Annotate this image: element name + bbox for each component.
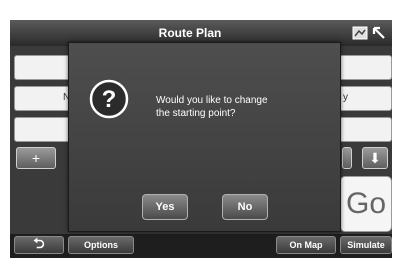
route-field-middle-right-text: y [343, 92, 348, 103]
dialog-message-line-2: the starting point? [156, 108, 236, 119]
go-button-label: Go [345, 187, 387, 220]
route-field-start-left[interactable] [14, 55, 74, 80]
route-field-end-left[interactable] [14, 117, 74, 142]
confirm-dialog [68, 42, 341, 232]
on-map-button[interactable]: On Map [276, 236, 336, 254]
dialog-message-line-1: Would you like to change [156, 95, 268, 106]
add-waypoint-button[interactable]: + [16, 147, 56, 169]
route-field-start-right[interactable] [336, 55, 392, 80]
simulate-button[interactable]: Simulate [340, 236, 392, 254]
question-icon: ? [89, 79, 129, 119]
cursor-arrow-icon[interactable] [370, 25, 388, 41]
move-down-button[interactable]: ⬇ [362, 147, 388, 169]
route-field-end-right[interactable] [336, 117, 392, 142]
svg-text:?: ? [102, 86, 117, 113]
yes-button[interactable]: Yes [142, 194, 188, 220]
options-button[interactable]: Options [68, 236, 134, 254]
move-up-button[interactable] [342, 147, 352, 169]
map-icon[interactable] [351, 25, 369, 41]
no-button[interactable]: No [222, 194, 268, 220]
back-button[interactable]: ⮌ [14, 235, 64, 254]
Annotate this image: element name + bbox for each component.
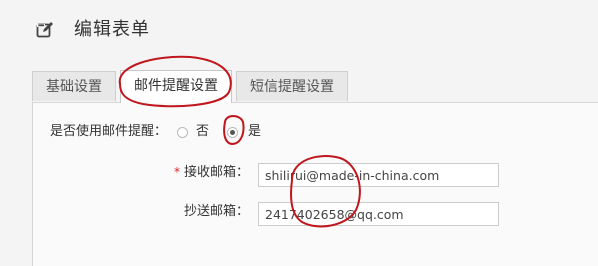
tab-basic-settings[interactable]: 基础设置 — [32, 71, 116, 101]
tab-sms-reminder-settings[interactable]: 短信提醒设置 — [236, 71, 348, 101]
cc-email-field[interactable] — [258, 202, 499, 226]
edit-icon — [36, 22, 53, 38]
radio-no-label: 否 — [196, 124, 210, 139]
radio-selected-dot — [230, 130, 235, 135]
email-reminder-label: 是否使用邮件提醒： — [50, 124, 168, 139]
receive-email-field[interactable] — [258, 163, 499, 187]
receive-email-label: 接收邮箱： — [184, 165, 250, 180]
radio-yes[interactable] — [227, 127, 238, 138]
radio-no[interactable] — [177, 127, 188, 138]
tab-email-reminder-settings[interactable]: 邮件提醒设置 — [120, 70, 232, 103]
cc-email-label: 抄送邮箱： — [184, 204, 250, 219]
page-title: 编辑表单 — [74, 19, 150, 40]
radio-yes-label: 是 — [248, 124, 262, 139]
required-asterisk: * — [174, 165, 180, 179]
----
- WHAT YOU NEED TO DO -
Count the lines above that contain the string "right", treating uppercase and lowercase letters as different. Give only the number.

- OUTPUT BELOW -
3